*EXCERPT TO READ*
=======
By Kenton X. Chance
With less than a year before the Argyle International Airport is expected to begin operating, Vincentians are being encouraged to position themselves to take advantages of opportunities in tourism and agriculture, the two main sectors of the economy.
“We want the private sector to come on board with their part in tourism, with agriculture,” Minister of Agriculture and Fisheries Saboto Caesar told reporters on Thursday, after Cabinet toured the construction site.
“I continue to mention that many of our farmers in St. Vincent and the Grenadines will be benefitting significantly from the Argyle International Airport,” he further said at the end of the tour, which came on the eve of the sixth anniversary since actual construction of the EC$700 million project began.
“We have had a problem where we have markets in the United States of American but we do not have the means of getting the fish to the U.S. markets in a timely manner when the fish is still fresh,” he further said, adding that the new airport, being build on St. Vincent’s east coast, will help to solve that problem.
The new airport has missed several completion deadlines, but the government said it is is expected to be “substantially completed” by the end of this year, and operationally by mid-2015.
=======
*THE TASKS*
1. Find every line in the dataset records that contains the string "branch", matching case exactly, and copy each of those lines.
2. Write the next part of the article about the Argyle International Airport, picking up after its final sentence.
The airport article and the dataset records have no connection to each other.

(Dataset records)
=======
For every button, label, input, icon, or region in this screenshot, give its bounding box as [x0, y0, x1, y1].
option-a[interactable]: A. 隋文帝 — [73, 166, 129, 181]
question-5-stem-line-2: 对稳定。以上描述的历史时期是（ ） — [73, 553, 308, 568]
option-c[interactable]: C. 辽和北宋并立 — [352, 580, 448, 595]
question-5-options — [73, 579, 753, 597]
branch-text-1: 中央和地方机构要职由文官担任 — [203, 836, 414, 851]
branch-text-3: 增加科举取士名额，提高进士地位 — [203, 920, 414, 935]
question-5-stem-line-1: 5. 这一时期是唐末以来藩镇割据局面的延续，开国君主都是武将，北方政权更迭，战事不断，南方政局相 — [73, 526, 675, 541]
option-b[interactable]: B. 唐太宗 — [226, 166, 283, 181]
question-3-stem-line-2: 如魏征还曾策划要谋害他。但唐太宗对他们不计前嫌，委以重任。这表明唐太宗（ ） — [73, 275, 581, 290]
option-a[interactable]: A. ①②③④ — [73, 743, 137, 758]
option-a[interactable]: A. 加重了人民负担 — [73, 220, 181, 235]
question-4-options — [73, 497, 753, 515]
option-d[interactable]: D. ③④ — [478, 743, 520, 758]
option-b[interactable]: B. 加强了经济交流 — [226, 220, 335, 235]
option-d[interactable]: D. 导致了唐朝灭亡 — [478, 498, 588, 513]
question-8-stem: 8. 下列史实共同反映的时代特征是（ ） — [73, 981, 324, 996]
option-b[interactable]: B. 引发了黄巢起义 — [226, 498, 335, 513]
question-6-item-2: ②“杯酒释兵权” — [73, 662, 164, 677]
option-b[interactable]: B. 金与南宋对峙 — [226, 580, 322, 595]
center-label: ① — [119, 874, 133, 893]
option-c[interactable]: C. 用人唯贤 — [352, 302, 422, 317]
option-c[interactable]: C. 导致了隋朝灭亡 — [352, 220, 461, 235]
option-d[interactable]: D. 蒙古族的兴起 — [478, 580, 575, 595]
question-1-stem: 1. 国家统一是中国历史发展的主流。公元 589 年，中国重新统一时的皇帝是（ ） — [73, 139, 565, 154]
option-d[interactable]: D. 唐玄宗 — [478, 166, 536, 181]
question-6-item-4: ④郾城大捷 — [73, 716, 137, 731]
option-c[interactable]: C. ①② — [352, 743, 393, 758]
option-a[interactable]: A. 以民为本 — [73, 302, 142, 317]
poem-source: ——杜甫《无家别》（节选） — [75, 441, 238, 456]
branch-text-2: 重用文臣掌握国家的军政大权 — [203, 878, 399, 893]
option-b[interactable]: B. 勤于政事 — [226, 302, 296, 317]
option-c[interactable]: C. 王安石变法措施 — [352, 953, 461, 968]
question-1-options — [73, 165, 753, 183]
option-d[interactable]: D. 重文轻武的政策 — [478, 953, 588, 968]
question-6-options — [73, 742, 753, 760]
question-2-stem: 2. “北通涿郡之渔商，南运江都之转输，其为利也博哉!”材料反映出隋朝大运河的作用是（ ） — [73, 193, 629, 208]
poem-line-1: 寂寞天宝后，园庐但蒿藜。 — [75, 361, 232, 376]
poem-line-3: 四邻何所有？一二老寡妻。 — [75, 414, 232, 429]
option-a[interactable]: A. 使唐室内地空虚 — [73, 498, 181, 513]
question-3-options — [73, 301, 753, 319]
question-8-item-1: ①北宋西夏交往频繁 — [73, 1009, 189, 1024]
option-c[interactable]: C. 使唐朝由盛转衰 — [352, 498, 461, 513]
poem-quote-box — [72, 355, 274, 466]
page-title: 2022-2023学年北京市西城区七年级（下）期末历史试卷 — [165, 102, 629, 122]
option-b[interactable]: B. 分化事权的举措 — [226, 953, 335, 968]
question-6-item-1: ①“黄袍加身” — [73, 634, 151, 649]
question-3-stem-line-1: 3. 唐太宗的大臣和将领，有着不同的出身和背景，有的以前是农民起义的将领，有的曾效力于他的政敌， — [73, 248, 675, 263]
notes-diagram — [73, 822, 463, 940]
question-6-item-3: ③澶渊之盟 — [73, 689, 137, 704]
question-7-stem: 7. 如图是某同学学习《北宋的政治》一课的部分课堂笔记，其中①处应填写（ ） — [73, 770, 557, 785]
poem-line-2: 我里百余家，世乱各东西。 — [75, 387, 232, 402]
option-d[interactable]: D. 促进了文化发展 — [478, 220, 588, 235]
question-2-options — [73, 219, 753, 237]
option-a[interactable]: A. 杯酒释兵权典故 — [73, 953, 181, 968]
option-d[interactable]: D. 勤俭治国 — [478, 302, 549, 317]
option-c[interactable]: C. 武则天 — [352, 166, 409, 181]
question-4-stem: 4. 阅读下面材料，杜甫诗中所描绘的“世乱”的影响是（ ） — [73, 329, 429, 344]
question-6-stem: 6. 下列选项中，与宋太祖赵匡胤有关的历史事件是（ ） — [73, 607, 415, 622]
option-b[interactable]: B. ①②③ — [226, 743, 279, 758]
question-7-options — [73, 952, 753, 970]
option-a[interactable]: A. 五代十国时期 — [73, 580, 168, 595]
=======
*RESULTS IN ORDER*
1.
branch-text-1: 中央和地方机构要职由文官担任 — [203, 836, 414, 851]
branch-text-3: 增加科举取士名额，提高进士地位 — [203, 920, 414, 935]
branch-text-2: 重用文臣掌握国家的军政大权 — [203, 878, 399, 893]

2.
And Minister of Tourism, Sports, and Culture, Cecil “Ces” McKie, said the international airport will open up new possibilities “for persons throughout the length and breath of St. Vincent and the Grenadines, home and aboard.
“Possibilities in the sporting sector, in the tourism sector, in the agricultural sector, culture,” he said.
“The number of opportunities that are available, I want us to enhance our positioning to capitalize on these opportunities, not just within the facility itself but also in the surrounding communities,” McKie further told reporters.
He said the government will discuss with the various sporting disciplines the possibility of inviting teams to SVG to play, and encourage travel by local squads.
McKie also said that with the new airport, the possibilities in the agricultural sector “are endless”.
“I think the farmers in this country they are responding positively, we are opening up markets in the region and also extra-regionally. Vincentians in the diaspora have been calling for their agricultural produce, so it means that our farmers have to step up, persons who are not engaged in farming activities have to step up, so that we can maximize those opportunities,” he said.
At the same time, tourism officials, based on feedback from visitors, have been urging artisan to produce smaller craft items.
“But we have to encourage them to increase their production quality and quantity so that we can have these items available to the visitors when they come in,” McKie said.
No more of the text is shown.